Source excerpt:
Enforcement, IP protection keys to FDA innovation push
Many submitted public comments implored FDA to hold new dietary ingredient scofflaws accountable and to implement a confidential master file system.
The recent FDA meeting on innovation in dietary supplements highlighted potential tools to incentivize compliance with new dietary ingredient notification (NDIN) requirements and support development of novel ingredients and products, such as allowing master files and tweaking the interpretation of what qualifies as a “dietary ingredient.” But the industry has strongly advised the agency that any such tools would be pointless if enforcement remains lax and inconsistent.
“New tools and mechanisms will not result in significant change to the regulatory landscape without more rigorous enforcement,” warned the Council for Responsible Nutrition (CRN), in its submitted comments.
The agency’s May 16 public meeting on dietary supplement innovation was announced in an April 11 Federal Register notice that requested public comments through July 15.
“We understand that the public meeting and added comment period are part of the agency’s strategy to promulgate a final NDI guidance,” said the Natural Products Association (NPA), in its comments to FDA.
Thus, submitted comments from dietary supplement trade associations and prominent companies advised FDA to use its existing authority to enforce NDIN regulations and to include a master file as an option for such notifications to help protect intellectual property (IP) and foster innovation. Other key suggestions included suggested tweaks to FDA’s drug exclusion clause—a hot topic in this CBD-crazed market—and broadening of its application of the statutory definition of “dietary ingredient,” including for synthetic copies of botanical ingredients.

List of tasks:
• a. According to the article on FDA innovation, through what date did the Federal Register notice request public comments?
• b. List every calendar date mentioned in the article on FDA innovation.
The records come from a separate, unrelated source.

Bounding box annotations

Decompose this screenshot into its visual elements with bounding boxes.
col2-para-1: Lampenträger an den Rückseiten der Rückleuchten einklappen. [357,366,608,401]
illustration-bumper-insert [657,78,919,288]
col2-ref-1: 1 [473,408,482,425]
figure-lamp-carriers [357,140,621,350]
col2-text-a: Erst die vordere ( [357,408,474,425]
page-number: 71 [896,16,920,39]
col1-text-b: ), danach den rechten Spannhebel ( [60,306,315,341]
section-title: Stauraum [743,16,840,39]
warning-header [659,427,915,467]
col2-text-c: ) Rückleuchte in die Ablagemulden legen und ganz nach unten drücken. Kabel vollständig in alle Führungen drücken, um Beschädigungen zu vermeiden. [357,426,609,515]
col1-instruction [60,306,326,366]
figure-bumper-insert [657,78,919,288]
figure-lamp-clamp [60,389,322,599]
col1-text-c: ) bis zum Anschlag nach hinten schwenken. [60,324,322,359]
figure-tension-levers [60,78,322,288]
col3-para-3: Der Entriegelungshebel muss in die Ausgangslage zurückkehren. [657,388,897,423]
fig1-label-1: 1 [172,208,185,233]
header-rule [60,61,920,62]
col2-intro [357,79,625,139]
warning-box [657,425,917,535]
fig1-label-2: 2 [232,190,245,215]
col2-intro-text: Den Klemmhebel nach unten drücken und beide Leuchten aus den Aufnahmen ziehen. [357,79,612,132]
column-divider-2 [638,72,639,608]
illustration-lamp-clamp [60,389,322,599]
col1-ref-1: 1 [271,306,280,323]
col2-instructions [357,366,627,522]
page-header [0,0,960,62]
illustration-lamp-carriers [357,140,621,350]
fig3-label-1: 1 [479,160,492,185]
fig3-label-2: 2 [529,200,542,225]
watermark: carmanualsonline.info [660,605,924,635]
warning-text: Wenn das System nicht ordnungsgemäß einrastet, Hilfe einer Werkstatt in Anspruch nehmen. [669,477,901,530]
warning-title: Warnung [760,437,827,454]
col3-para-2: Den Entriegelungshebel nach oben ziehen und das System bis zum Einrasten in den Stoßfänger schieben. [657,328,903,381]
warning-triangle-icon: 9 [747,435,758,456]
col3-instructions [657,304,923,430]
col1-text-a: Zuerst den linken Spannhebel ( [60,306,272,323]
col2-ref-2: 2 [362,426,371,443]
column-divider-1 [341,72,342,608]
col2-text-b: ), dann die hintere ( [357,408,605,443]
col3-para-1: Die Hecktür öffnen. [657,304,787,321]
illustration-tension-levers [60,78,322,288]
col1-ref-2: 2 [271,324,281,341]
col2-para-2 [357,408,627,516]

Solution list:
• a. July 15

• b. May 16, April 11, July 15